* TEXT BLOCK *
════════

Any company under the sun would be remiss to tell you communication isn’t the cornerstone to the success of any business. Without updates, discussions and most importantly, brainstorming, there can be no true progress; no brilliant idea that would eventually have evolved into the next 20 million dollar venture.
Process in business is just as important. Without the consistent analysis and rejuvenation of the way in which a system runs, its only probable end is a defunct one.
Ultimately, though, both of these require a continuous, progressive plan to improvement in order to have any effect on the workings of your business.
You may not be convinced; is it truly this simple?
In implementation, no, absolutely not. In theory, yes.
Let’s discuss one great example on the matter.
In one 2010 article, the necessity for a better level of personal communication was highlighted in one specific field: engineering.
In the last decade, the engineering education [institutions] and industry have requested assistance from communication educators. Responding to increased attention on the changing expectations for practicing engineers and an attendant need for better communication skills, these teams of engineering and communication educators have been working to incorporate speaking and writing in engineering education. Despite a great deal of anecdotal evidence that communication is important to working engineers, relatively little data based information is available to help us understand better the specifics of how and why communication is important for these particular professionals.

════════

[Data records]

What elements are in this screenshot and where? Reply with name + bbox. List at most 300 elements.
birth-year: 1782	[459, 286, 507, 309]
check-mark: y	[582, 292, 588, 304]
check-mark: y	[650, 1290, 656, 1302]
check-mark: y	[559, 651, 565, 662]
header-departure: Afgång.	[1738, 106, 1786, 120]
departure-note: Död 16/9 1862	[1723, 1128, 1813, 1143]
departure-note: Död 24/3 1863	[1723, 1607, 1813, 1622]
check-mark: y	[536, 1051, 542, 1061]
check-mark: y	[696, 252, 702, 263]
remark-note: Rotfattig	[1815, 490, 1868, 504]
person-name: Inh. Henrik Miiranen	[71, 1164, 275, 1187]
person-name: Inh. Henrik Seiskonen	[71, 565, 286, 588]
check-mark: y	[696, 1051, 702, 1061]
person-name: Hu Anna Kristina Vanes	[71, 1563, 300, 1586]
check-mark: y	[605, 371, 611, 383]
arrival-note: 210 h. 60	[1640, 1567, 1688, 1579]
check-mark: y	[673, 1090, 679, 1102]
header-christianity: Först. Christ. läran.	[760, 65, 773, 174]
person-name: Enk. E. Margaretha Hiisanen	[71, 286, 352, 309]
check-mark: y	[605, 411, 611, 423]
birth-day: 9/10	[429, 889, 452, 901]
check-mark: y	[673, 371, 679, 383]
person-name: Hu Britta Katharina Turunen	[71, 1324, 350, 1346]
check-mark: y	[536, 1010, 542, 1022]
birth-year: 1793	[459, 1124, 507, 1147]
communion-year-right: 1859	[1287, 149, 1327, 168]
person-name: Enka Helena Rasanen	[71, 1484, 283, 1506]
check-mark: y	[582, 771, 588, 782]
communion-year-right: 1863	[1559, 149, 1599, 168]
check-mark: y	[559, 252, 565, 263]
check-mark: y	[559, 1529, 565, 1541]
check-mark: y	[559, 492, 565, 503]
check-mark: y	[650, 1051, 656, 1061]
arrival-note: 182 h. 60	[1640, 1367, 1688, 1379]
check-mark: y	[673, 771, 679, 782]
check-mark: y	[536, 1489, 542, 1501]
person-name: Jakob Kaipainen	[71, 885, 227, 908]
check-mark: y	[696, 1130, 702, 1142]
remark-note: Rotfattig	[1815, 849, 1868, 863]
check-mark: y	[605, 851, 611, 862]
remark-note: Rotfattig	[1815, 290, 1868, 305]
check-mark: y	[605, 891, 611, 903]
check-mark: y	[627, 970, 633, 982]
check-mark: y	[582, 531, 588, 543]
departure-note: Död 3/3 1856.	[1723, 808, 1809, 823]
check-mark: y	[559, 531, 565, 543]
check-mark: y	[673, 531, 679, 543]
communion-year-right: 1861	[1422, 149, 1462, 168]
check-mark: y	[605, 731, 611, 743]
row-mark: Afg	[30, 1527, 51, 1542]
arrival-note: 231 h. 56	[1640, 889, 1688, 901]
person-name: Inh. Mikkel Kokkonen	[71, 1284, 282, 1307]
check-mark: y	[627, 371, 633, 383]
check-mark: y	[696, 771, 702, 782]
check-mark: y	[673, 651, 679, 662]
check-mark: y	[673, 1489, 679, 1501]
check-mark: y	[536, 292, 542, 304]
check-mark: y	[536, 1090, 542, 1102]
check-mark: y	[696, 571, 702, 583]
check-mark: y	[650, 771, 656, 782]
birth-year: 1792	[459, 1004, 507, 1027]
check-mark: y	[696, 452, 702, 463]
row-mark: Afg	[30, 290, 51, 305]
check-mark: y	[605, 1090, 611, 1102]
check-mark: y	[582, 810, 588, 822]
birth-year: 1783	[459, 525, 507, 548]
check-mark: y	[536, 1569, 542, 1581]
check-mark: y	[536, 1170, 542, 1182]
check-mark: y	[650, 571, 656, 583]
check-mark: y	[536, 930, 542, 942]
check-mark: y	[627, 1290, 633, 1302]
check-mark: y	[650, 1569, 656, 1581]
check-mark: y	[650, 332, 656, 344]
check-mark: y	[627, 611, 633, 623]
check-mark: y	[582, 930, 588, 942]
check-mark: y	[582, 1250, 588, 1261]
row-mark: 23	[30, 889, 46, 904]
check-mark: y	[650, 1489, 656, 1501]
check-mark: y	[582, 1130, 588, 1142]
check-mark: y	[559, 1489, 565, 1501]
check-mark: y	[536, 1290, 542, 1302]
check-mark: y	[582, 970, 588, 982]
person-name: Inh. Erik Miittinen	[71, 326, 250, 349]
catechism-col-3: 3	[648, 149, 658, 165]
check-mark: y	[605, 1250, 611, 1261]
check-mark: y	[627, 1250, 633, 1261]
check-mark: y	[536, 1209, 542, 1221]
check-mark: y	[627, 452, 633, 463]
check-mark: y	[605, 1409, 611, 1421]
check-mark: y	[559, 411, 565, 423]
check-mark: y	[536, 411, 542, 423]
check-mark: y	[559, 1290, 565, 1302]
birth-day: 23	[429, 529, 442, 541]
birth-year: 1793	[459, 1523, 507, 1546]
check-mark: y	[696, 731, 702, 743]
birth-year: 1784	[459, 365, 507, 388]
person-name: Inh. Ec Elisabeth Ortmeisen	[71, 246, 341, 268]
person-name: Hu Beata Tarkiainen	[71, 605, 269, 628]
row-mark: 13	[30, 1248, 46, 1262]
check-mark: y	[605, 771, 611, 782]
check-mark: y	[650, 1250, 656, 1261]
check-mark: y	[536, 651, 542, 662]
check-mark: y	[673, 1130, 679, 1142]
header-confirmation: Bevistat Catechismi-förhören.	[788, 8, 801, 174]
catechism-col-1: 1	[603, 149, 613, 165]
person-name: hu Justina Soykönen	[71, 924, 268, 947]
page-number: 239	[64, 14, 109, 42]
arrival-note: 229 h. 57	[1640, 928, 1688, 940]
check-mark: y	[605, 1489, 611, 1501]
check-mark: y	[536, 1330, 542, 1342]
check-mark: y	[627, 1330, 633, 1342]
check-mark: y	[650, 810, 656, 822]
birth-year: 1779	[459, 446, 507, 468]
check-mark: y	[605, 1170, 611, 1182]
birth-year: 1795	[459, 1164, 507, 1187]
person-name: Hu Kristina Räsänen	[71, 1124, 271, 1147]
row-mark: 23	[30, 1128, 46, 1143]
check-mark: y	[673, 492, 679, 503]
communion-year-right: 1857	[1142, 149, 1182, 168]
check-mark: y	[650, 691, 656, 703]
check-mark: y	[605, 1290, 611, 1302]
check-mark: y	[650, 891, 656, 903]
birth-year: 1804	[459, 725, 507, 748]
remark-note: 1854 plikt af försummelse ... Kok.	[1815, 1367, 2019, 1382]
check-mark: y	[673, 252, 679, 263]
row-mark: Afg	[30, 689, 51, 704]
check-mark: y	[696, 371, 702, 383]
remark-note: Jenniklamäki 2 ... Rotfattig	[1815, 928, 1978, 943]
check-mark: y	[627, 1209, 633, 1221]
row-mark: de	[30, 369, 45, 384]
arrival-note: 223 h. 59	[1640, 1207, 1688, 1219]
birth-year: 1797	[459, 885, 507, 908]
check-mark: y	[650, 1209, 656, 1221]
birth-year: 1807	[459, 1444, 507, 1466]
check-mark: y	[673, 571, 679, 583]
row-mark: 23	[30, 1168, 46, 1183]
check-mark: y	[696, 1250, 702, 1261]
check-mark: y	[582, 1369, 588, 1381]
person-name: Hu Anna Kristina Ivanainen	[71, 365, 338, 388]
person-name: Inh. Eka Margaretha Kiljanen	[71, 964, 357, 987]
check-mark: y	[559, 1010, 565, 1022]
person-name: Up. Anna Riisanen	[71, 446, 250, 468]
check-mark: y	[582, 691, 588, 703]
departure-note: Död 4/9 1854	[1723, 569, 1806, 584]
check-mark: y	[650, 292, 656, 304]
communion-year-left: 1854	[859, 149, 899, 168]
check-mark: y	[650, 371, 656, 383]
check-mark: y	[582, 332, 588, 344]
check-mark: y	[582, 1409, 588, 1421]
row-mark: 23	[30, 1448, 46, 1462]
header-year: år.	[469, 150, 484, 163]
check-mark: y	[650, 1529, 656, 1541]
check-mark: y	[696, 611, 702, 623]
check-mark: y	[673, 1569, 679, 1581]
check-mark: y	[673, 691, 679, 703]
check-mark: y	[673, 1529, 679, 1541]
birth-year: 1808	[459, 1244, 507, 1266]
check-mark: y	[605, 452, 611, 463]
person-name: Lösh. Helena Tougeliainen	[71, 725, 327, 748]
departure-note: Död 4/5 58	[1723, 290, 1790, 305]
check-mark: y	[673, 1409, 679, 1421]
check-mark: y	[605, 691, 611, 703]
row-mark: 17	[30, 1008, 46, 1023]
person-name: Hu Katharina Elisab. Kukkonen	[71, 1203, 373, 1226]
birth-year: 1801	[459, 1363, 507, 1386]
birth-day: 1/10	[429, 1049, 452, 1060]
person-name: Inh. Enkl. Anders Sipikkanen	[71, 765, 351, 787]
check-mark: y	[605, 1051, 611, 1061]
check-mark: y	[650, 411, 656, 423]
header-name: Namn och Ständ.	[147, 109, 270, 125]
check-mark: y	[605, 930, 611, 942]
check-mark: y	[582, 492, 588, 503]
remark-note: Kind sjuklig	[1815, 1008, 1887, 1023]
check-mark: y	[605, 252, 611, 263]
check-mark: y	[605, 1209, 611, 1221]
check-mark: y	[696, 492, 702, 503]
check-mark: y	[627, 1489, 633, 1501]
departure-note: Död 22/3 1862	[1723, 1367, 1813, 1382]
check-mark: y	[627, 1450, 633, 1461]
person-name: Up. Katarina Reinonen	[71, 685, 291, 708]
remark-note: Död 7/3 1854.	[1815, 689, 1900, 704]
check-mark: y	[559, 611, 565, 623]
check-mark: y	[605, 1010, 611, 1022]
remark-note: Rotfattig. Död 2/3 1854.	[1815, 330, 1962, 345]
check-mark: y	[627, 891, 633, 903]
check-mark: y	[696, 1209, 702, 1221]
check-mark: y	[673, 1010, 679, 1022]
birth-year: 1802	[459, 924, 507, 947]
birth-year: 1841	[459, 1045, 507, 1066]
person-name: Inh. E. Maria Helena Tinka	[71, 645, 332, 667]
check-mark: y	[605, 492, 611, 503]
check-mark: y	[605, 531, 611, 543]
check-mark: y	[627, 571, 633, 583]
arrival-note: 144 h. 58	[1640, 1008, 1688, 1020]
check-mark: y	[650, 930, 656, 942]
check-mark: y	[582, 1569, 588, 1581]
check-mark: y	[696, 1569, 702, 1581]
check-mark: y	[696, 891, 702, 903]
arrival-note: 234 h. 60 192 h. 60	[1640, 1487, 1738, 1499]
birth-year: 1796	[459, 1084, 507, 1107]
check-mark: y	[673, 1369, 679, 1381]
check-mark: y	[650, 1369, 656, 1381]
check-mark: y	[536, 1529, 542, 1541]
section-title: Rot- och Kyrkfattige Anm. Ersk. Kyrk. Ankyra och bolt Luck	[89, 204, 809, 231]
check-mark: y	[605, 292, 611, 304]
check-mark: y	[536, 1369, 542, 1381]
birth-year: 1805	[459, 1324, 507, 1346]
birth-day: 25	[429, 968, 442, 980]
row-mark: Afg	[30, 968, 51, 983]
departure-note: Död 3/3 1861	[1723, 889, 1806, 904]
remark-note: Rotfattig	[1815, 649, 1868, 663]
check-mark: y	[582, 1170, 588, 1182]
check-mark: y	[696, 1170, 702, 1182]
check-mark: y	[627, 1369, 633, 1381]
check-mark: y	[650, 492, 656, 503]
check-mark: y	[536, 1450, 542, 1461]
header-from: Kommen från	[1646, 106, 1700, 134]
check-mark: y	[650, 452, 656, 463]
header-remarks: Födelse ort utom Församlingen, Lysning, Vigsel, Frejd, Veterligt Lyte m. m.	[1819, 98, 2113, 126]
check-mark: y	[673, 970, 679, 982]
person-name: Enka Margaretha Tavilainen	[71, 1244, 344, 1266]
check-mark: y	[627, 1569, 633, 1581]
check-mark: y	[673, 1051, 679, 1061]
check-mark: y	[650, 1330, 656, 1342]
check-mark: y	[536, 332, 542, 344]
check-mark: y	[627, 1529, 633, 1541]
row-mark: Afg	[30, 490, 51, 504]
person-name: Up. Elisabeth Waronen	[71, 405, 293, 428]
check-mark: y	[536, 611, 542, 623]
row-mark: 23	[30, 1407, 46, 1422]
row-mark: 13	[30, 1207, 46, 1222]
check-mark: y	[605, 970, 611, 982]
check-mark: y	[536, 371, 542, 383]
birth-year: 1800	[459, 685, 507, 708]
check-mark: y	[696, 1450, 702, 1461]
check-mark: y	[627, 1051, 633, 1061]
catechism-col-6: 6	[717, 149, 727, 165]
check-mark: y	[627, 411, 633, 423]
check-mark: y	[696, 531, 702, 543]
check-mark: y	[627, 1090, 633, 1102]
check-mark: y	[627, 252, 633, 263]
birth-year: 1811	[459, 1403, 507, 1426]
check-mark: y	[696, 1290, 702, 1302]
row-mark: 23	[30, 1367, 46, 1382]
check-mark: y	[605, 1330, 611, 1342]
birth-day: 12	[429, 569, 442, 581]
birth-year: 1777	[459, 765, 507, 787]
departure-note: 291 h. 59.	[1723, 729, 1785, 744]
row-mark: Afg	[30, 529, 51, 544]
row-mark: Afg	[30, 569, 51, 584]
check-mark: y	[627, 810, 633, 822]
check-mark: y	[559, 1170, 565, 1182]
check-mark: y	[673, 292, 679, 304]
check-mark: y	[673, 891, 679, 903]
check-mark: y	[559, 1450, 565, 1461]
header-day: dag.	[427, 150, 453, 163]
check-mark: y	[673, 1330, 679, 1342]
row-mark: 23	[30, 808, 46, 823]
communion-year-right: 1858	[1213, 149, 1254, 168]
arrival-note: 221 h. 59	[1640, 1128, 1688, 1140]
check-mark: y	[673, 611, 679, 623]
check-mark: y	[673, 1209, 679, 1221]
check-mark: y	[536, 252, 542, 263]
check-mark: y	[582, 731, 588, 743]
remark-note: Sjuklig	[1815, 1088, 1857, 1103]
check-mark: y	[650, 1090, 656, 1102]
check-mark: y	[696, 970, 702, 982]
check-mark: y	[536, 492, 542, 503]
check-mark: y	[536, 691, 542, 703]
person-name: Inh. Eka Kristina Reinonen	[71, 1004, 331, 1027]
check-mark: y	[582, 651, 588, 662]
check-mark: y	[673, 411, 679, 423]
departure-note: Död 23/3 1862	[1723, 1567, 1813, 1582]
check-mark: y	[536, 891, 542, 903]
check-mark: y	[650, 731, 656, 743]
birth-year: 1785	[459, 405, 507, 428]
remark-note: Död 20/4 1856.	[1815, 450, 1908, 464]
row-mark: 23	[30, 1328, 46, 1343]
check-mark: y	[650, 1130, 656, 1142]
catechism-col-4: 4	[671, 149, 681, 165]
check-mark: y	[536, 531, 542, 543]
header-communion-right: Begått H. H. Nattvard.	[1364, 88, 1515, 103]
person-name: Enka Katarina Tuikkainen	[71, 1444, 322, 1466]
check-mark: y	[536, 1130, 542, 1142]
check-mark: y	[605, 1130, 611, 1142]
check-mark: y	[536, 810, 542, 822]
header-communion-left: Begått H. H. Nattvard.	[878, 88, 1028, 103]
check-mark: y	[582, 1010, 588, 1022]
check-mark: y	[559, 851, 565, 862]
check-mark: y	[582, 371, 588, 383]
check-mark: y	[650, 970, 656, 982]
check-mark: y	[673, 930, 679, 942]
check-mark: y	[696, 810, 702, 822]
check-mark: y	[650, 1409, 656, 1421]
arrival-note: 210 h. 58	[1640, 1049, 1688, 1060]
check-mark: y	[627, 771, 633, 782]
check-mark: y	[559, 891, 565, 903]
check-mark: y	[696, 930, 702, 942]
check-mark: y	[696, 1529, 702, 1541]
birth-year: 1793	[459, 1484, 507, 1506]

════════

* REQUIREMENTS *
A) For each statement, say whether it agrees with the text on business communication. Answer yes or no and quote the deciding words. (i) The 2010 article pointed to engineering as a field needing better personal communication. (ii) Improving communication and process is simple to put into practice. (iii) Plenty of data-based information explains why communication matters to engineers.
B) In the listing, swap "Rotfattig" for "Fattig" in the lines from the first line of the listing to the line with "371, 633, 383]", both included, leaving everything else unchanged. Give only those lines.
The text and the listing come from separate, unrelated sources.

* RESULTS OF THE EXERCISE *
A) (i) Yes: "the necessity for a better level of personal communication was highlighted in one specific field: engineering." (ii) No: "In implementation, no, absolutely not." (iii) No: "relatively little data based information is available to help us understand better the specifics of how and why communication is important for these particular professionals."

B)
What elements are in this screenshot and where? Reply with name + bbox. List at most 300 elements.
birth-year: 1782	[459, 286, 507, 309]
check-mark: y	[582, 292, 588, 304]
check-mark: y	[650, 1290, 656, 1302]
check-mark: y	[559, 651, 565, 662]
header-departure: Afgång.	[1738, 106, 1786, 120]
departure-note: Död 16/9 1862	[1723, 1128, 1813, 1143]
departure-note: Död 24/3 1863	[1723, 1607, 1813, 1622]
check-mark: y	[536, 1051, 542, 1061]
check-mark: y	[696, 252, 702, 263]
remark-note: Fattig	[1815, 490, 1868, 504]
person-name: Inh. Henrik Miiranen	[71, 1164, 275, 1187]
person-name: Inh. Henrik Seiskonen	[71, 565, 286, 588]
check-mark: y	[696, 1051, 702, 1061]
person-name: Hu Anna Kristina Vanes	[71, 1563, 300, 1586]
check-mark: y	[605, 371, 611, 383]
arrival-note: 210 h. 60	[1640, 1567, 1688, 1579]
check-mark: y	[673, 1090, 679, 1102]
header-christianity: Först. Christ. läran.	[760, 65, 773, 174]
person-name: Enk. E. Margaretha Hiisanen	[71, 286, 352, 309]
check-mark: y	[605, 411, 611, 423]
birth-day: 9/10	[429, 889, 452, 901]
check-mark: y	[673, 371, 679, 383]
person-name: Hu Britta Katharina Turunen	[71, 1324, 350, 1346]
check-mark: y	[536, 1010, 542, 1022]
birth-year: 1793	[459, 1124, 507, 1147]
communion-year-right: 1859	[1287, 149, 1327, 168]
person-name: Enka Helena Rasanen	[71, 1484, 283, 1506]
check-mark: y	[582, 771, 588, 782]
communion-year-right: 1863	[1559, 149, 1599, 168]
check-mark: y	[559, 252, 565, 263]
check-mark: y	[559, 1529, 565, 1541]
check-mark: y	[559, 492, 565, 503]
check-mark: y	[650, 1051, 656, 1061]
arrival-note: 182 h. 60	[1640, 1367, 1688, 1379]
check-mark: y	[673, 771, 679, 782]
check-mark: y	[536, 1489, 542, 1501]
person-name: Jakob Kaipainen	[71, 885, 227, 908]
check-mark: y	[696, 1130, 702, 1142]
remark-note: Fattig	[1815, 849, 1868, 863]
check-mark: y	[605, 851, 611, 862]
remark-note: Fattig	[1815, 290, 1868, 305]
check-mark: y	[605, 891, 611, 903]
check-mark: y	[627, 970, 633, 982]
check-mark: y	[582, 531, 588, 543]
departure-note: Död 3/3 1856.	[1723, 808, 1809, 823]
check-mark: y	[559, 531, 565, 543]
check-mark: y	[673, 531, 679, 543]
communion-year-right: 1861	[1422, 149, 1462, 168]
check-mark: y	[605, 731, 611, 743]
row-mark: Afg	[30, 1527, 51, 1542]
arrival-note: 231 h. 56	[1640, 889, 1688, 901]
person-name: Inh. Mikkel Kokkonen	[71, 1284, 282, 1307]
check-mark: y	[627, 371, 633, 383]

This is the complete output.